▸ **SHORT PROBLEM**:
Each line containing the word "medical" should be found and copied.

------

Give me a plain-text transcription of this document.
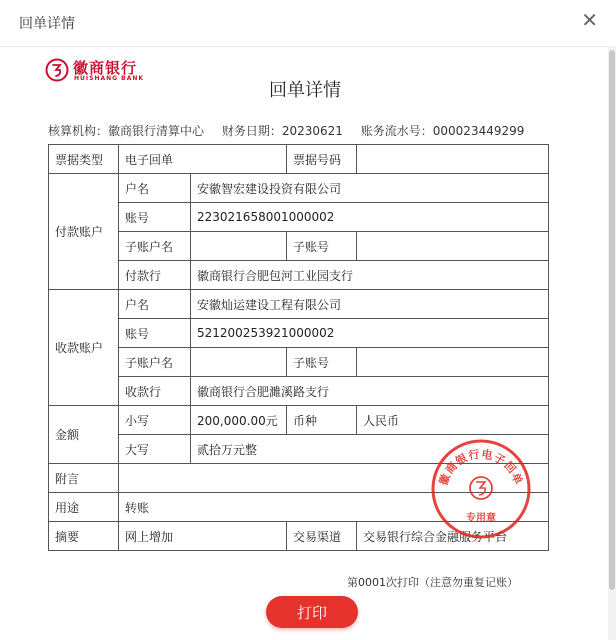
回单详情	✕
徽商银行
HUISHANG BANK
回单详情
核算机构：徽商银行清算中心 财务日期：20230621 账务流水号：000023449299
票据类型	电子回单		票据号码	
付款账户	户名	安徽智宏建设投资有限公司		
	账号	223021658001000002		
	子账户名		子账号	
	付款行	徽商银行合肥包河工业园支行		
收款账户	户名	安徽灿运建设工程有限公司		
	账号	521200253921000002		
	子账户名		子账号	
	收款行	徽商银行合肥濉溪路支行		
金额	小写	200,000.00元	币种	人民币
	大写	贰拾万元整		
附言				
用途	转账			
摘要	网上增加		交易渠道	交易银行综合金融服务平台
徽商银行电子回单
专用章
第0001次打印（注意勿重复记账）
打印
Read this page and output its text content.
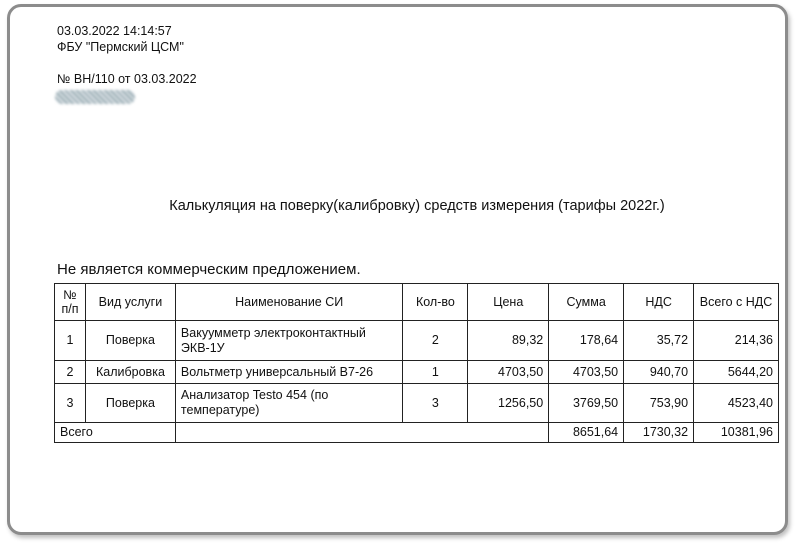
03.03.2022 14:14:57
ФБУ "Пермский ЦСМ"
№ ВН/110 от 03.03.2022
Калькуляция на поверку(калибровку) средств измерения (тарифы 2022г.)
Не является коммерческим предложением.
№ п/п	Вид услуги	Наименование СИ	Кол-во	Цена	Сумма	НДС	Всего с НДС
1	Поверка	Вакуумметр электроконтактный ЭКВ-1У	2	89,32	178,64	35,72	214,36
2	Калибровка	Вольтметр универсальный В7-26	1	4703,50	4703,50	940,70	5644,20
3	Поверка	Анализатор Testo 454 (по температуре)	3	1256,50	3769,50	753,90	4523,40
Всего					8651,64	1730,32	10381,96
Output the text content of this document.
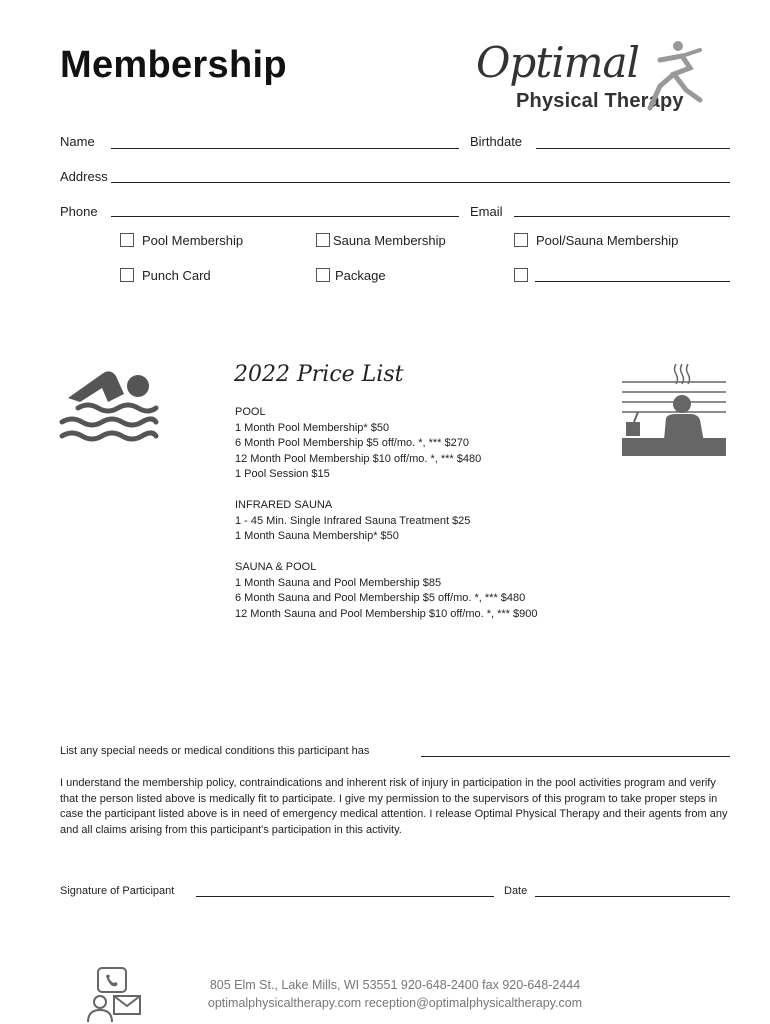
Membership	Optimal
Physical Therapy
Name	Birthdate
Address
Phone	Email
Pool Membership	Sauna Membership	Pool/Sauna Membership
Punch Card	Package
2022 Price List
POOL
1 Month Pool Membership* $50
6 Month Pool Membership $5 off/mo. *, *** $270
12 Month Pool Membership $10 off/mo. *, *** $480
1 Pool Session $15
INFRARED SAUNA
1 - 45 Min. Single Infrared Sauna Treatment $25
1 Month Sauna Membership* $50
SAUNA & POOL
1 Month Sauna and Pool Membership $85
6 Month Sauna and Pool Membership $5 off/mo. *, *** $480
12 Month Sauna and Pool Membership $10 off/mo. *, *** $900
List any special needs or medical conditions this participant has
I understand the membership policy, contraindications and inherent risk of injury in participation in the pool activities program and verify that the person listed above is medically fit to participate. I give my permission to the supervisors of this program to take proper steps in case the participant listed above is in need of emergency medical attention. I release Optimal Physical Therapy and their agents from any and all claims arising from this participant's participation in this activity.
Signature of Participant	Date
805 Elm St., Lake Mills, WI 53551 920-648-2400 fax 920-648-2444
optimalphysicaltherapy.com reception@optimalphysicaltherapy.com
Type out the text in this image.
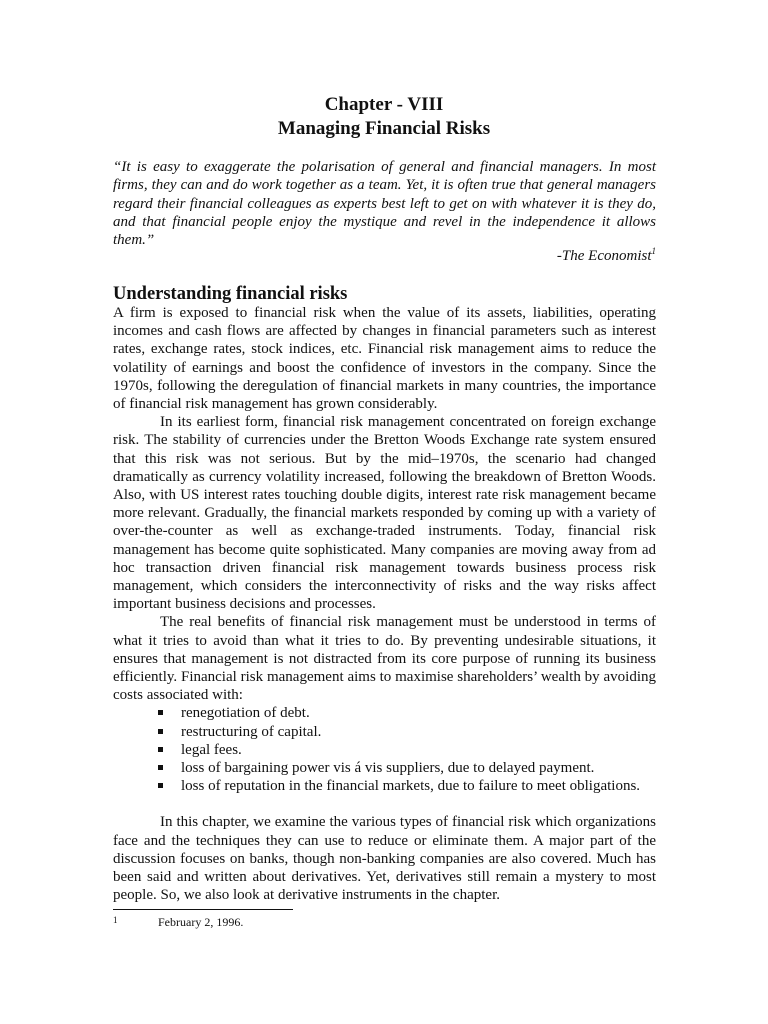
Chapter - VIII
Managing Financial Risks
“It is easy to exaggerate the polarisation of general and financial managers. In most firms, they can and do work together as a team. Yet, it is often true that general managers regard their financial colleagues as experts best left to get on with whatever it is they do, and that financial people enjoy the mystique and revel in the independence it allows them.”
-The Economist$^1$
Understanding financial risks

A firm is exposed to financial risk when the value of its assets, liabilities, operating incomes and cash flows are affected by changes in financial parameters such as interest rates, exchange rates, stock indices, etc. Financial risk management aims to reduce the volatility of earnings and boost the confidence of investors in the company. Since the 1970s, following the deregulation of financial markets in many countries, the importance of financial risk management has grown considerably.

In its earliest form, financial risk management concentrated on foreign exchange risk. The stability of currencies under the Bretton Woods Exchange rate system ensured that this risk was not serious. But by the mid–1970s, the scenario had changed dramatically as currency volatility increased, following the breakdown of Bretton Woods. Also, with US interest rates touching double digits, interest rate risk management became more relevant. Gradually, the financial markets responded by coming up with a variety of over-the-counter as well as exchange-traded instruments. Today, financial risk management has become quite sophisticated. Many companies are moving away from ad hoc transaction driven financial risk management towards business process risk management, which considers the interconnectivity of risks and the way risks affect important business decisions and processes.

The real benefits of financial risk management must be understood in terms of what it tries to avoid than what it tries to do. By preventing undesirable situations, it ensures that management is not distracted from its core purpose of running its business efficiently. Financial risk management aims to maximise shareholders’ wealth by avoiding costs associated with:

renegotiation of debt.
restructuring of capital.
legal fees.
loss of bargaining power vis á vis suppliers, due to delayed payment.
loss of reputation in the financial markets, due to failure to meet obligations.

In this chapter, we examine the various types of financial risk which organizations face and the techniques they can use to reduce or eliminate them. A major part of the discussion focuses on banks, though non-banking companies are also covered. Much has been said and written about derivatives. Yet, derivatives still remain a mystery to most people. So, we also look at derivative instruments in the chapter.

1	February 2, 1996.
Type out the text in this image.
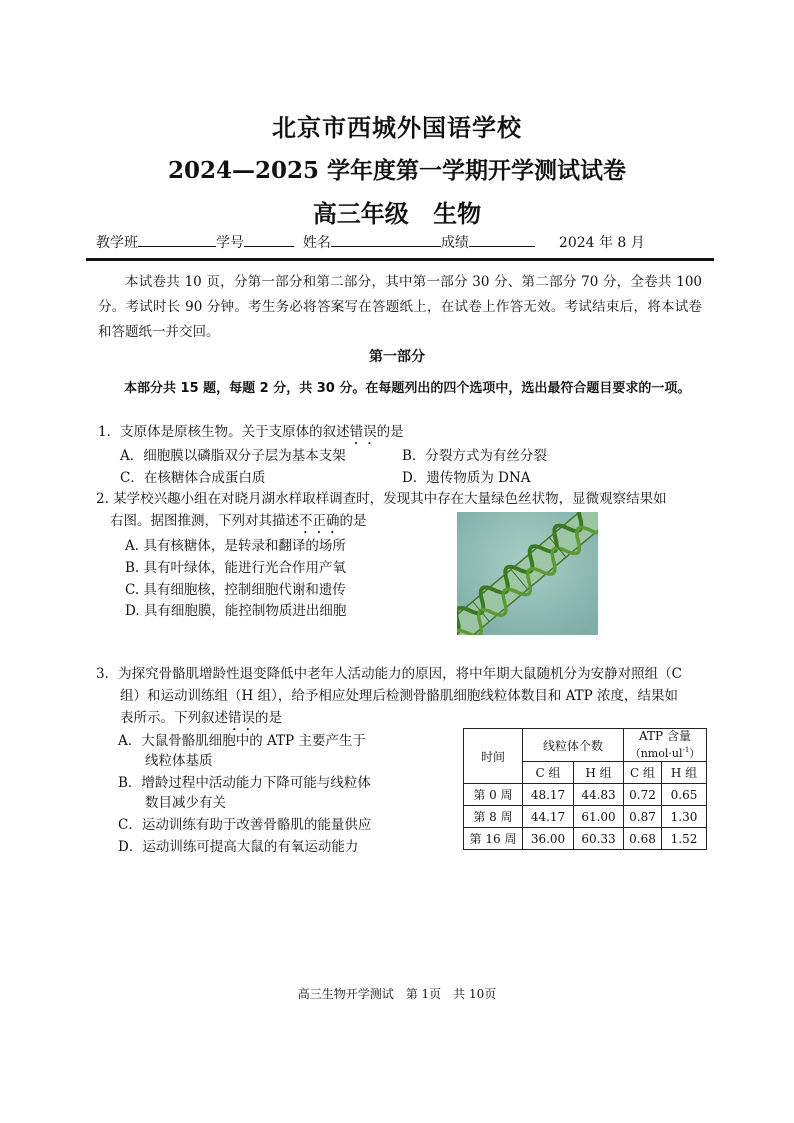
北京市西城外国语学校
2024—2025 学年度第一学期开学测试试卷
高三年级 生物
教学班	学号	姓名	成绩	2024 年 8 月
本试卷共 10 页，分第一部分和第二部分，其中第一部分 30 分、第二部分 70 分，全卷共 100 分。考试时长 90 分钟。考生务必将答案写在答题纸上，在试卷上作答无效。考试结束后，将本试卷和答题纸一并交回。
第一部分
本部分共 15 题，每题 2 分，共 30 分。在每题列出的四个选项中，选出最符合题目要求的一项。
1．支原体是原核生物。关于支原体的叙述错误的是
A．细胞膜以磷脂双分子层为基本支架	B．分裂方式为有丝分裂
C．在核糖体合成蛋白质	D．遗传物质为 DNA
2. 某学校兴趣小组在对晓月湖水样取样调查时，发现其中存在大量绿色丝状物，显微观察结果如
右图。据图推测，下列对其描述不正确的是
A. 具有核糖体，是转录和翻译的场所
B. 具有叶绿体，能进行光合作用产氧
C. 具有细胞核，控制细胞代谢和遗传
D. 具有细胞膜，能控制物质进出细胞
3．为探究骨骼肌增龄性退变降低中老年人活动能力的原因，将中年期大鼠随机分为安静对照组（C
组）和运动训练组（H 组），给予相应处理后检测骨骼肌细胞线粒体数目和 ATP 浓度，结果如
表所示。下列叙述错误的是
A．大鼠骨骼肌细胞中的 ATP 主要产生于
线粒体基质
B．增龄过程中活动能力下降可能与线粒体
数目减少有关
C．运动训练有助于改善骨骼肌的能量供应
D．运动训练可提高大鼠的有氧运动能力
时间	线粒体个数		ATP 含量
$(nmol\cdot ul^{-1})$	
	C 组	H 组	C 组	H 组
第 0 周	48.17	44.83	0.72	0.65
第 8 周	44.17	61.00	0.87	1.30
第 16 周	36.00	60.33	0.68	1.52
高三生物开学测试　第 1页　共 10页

------

▸ **SOLUTION FOR THIS PROBLEM**:
List any special needs or medical conditions this participant has
I understand the membership policy, contraindications and inherent risk of injury in participation in the pool activities program and verify that the person listed above is medically fit to participate. I give my permission to the supervisors of this program to take proper steps in case the participant listed above is in need of emergency medical attention. I release Optimal Physical Therapy and their agents from any and all claims arising from this participant's participation in this activity.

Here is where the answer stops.